- YOUR OBJECTIVE
Make an exact copy of the data below, leaving out every picture.

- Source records
· · · · · · ·
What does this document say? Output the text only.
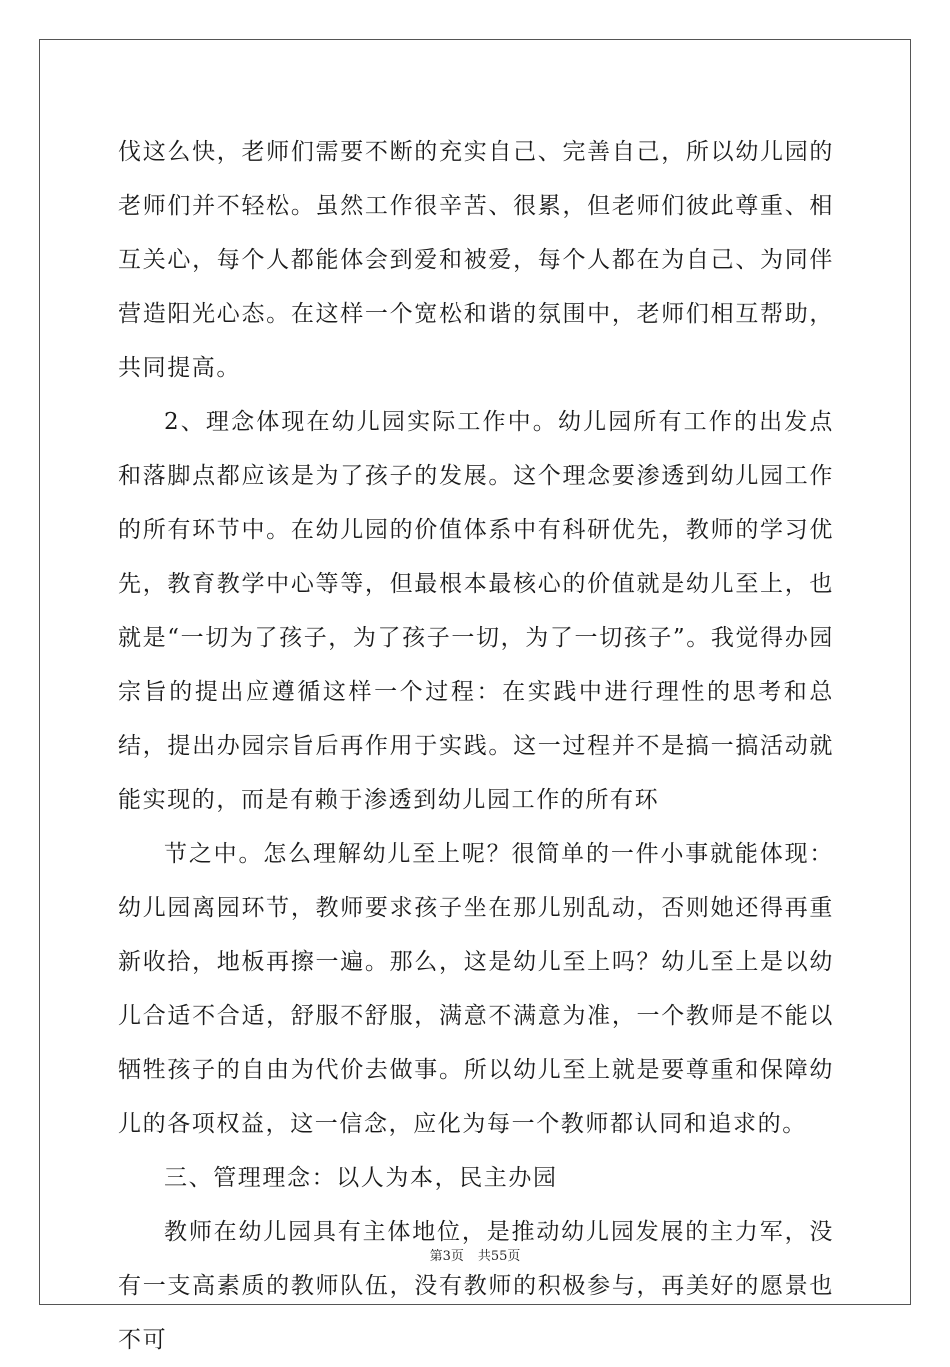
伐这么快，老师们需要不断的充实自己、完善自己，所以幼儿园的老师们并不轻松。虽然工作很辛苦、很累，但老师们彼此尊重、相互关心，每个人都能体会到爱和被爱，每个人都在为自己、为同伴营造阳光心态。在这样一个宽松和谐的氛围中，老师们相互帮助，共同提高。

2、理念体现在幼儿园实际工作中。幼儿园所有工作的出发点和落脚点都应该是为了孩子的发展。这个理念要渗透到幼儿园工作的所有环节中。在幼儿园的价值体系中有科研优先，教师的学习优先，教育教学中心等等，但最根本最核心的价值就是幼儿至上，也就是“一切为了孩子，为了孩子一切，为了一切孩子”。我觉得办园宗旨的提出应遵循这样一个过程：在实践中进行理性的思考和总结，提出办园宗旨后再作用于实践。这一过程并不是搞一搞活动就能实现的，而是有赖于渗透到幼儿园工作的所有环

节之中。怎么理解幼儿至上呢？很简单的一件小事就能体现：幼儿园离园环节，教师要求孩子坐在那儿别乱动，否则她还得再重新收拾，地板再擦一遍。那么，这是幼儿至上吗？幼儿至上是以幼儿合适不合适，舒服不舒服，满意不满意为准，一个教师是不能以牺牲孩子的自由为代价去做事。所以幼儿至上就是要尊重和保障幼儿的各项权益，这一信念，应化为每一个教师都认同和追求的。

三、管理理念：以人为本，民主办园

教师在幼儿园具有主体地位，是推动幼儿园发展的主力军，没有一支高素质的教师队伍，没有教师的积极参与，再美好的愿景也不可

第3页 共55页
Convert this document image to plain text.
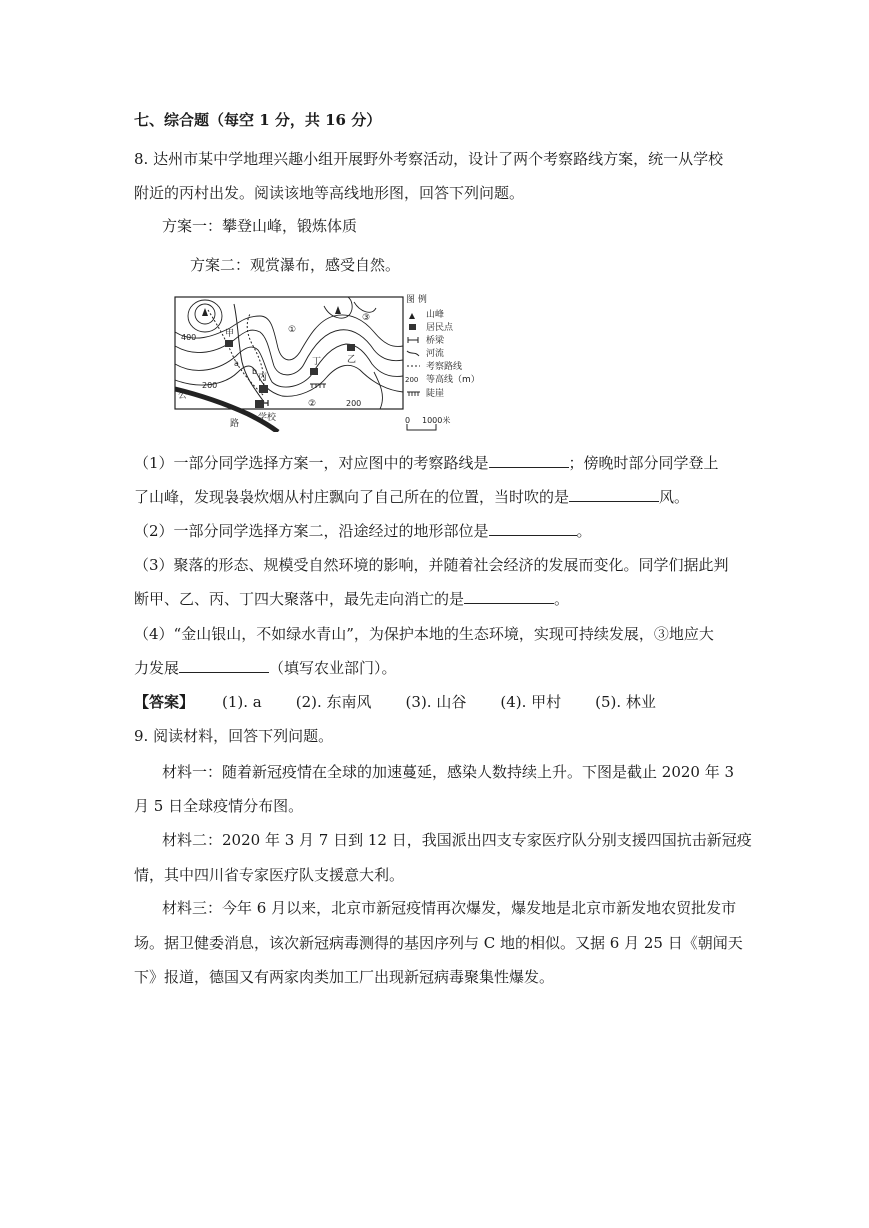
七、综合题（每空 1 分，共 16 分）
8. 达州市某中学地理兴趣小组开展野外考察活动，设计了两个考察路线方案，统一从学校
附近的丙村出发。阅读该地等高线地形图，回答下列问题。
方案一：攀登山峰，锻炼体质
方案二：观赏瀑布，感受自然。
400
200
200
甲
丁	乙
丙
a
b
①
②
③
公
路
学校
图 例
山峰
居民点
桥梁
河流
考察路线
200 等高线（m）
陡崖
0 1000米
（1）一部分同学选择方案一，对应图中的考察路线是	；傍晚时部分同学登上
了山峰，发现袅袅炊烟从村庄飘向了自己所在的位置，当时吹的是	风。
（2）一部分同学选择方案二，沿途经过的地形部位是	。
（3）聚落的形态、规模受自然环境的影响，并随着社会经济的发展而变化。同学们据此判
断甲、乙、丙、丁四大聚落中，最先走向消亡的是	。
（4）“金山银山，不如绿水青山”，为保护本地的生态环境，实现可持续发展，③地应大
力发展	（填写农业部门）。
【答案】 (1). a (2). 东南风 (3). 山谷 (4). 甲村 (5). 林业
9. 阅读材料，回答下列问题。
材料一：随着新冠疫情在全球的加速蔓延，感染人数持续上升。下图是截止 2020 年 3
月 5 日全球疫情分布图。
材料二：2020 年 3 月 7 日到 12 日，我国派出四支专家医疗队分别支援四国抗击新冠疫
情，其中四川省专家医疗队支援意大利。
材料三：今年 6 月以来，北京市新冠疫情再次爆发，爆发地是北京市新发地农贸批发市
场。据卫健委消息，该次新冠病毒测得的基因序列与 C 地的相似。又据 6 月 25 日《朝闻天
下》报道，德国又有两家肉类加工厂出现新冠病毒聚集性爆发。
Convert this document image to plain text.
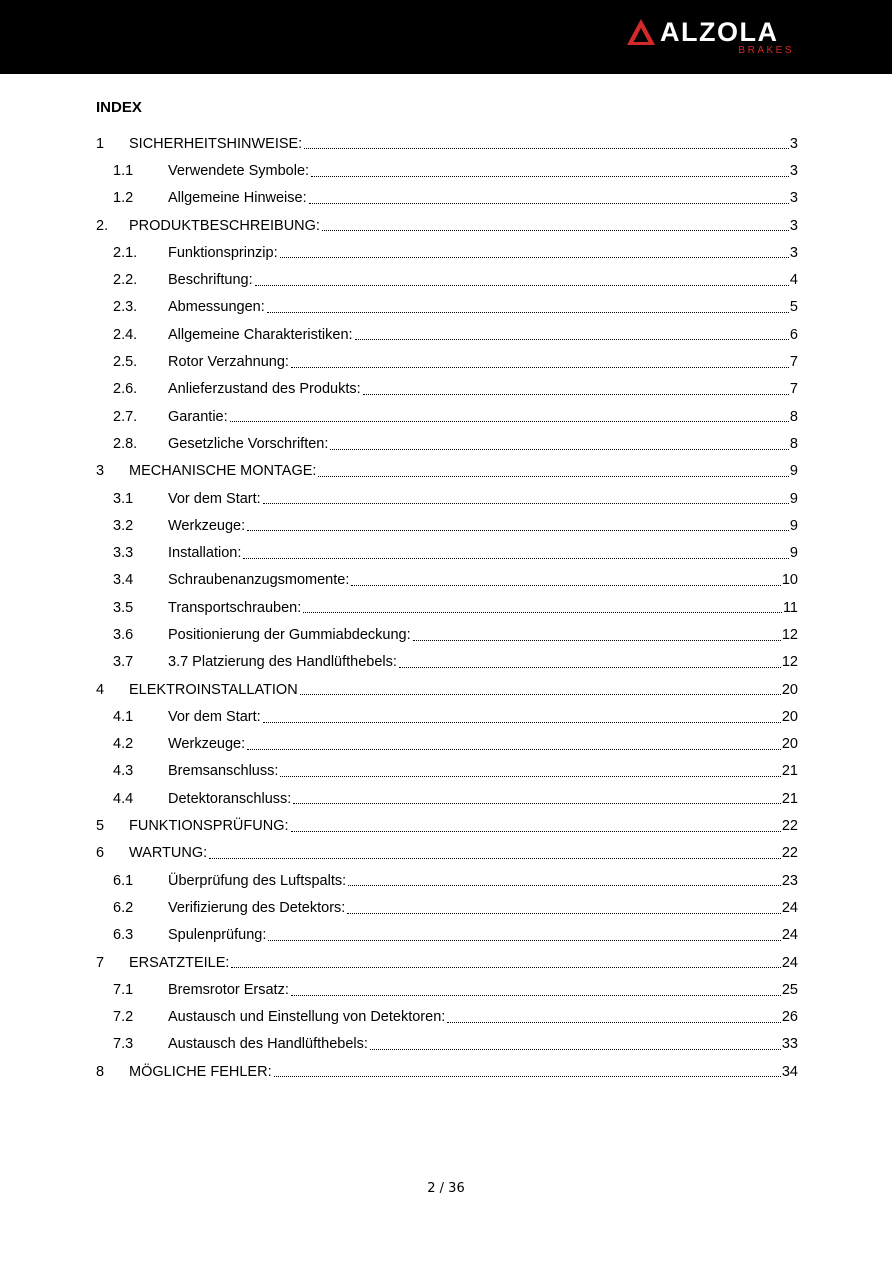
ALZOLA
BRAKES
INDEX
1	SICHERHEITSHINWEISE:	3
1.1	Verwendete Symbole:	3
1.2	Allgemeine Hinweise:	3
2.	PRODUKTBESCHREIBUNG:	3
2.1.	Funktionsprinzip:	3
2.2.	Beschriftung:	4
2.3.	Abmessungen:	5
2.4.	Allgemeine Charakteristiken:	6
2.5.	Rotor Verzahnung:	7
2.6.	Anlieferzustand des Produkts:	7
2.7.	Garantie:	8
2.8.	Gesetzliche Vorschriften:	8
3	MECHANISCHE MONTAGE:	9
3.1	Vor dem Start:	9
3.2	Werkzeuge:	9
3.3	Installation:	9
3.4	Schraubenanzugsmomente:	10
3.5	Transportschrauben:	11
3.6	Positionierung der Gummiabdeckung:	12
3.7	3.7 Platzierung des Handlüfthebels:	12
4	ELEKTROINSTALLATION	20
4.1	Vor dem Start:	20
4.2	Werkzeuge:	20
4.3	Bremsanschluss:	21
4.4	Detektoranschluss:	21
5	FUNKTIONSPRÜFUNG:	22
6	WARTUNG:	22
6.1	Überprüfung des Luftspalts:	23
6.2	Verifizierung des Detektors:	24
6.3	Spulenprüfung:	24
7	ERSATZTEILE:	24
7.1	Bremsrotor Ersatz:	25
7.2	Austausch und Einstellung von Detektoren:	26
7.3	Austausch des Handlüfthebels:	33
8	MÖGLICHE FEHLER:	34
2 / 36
· · · · · · ·
- SOLUTION TO THE PROBLEM
What does this document say? Output the text only.
伐这么快，老师们需要不断的充实自己、完善自己，所以幼儿园的老师们并不轻松。虽然工作很辛苦、很累，但老师们彼此尊重、相互关心，每个人都能体会到爱和被爱，每个人都在为自己、为同伴营造阳光心态。在这样一个宽松和谐的氛围中，老师们相互帮助，共同提高。

2、理念体现在幼儿园实际工作中。幼儿园所有工作的出发点和落脚点都应该是为了孩子的发展。这个理念要渗透到幼儿园工作的所有环节中。在幼儿园的价值体系中有科研优先，教师的学习优先，教育教学中心等等，但最根本最核心的价值就是幼儿至上，也就是“一切为了孩子，为了孩子一切，为了一切孩子”。我觉得办园宗旨的提出应遵循这样一个过程：在实践中进行理性的思考和总结，提出办园宗旨后再作用于实践。这一过程并不是搞一搞活动就能实现的，而是有赖于渗透到幼儿园工作的所有环

节之中。怎么理解幼儿至上呢？很简单的一件小事就能体现：幼儿园离园环节，教师要求孩子坐在那儿别乱动，否则她还得再重新收拾，地板再擦一遍。那么，这是幼儿至上吗？幼儿至上是以幼儿合适不合适，舒服不舒服，满意不满意为准，一个教师是不能以牺牲孩子的自由为代价去做事。所以幼儿至上就是要尊重和保障幼儿的各项权益，这一信念，应化为每一个教师都认同和追求的。

三、管理理念：以人为本，民主办园

教师在幼儿园具有主体地位，是推动幼儿园发展的主力军，没有一支高素质的教师队伍，没有教师的积极参与，再美好的愿景也不可

第3页 共55页
Convert this document image to plain text.
七、综合题（每空 1 分，共 16 分）
8. 达州市某中学地理兴趣小组开展野外考察活动，设计了两个考察路线方案，统一从学校
附近的丙村出发。阅读该地等高线地形图，回答下列问题。
方案一：攀登山峰，锻炼体质
方案二：观赏瀑布，感受自然。
400
200
200
甲
丁	乙
丙
a
b
①
②
③
公
路
学校
图 例
山峰
居民点
桥梁
河流
考察路线
200 等高线（m）
陡崖
0 1000米
（1）一部分同学选择方案一，对应图中的考察路线是	；傍晚时部分同学登上
了山峰，发现袅袅炊烟从村庄飘向了自己所在的位置，当时吹的是	风。
（2）一部分同学选择方案二，沿途经过的地形部位是	。
（3）聚落的形态、规模受自然环境的影响，并随着社会经济的发展而变化。同学们据此判
断甲、乙、丙、丁四大聚落中，最先走向消亡的是	。
（4）“金山银山，不如绿水青山”，为保护本地的生态环境，实现可持续发展，③地应大
力发展	（填写农业部门）。
【答案】 (1). a (2). 东南风 (3). 山谷 (4). 甲村 (5). 林业
9. 阅读材料，回答下列问题。
材料一：随着新冠疫情在全球的加速蔓延，感染人数持续上升。下图是截止 2020 年 3
月 5 日全球疫情分布图。
材料二：2020 年 3 月 7 日到 12 日，我国派出四支专家医疗队分别支援四国抗击新冠疫
情，其中四川省专家医疗队支援意大利。
材料三：今年 6 月以来，北京市新冠疫情再次爆发，爆发地是北京市新发地农贸批发市
场。据卫健委消息，该次新冠病毒测得的基因序列与 C 地的相似。又据 6 月 25 日《朝闻天
下》报道，德国又有两家肉类加工厂出现新冠病毒聚集性爆发。
Convert this document image to plain text.
ALZOLA
BRAKES
INDEX
1	SICHERHEITSHINWEISE:	3
1.1	Verwendete Symbole:	3
1.2	Allgemeine Hinweise:	3
2.	PRODUKTBESCHREIBUNG:	3
2.1.	Funktionsprinzip:	3
2.2.	Beschriftung:	4
2.3.	Abmessungen:	5
2.4.	Allgemeine Charakteristiken:	6
2.5.	Rotor Verzahnung:	7
2.6.	Anlieferzustand des Produkts:	7
2.7.	Garantie:	8
2.8.	Gesetzliche Vorschriften:	8
3	MECHANISCHE MONTAGE:	9
3.1	Vor dem Start:	9
3.2	Werkzeuge:	9
3.3	Installation:	9
3.4	Schraubenanzugsmomente:	10
3.5	Transportschrauben:	11
3.6	Positionierung der Gummiabdeckung:	12
3.7	3.7 Platzierung des Handlüfthebels:	12
4	ELEKTROINSTALLATION	20
4.1	Vor dem Start:	20
4.2	Werkzeuge:	20
4.3	Bremsanschluss:	21
4.4	Detektoranschluss:	21
5	FUNKTIONSPRÜFUNG:	22
6	WARTUNG:	22
6.1	Überprüfung des Luftspalts:	23
6.2	Verifizierung des Detektors:	24
6.3	Spulenprüfung:	24
7	ERSATZTEILE:	24
7.1	Bremsrotor Ersatz:	25
7.2	Austausch und Einstellung von Detektoren:	26
7.3	Austausch des Handlüfthebels:	33
8	MÖGLICHE FEHLER:	34
2 / 36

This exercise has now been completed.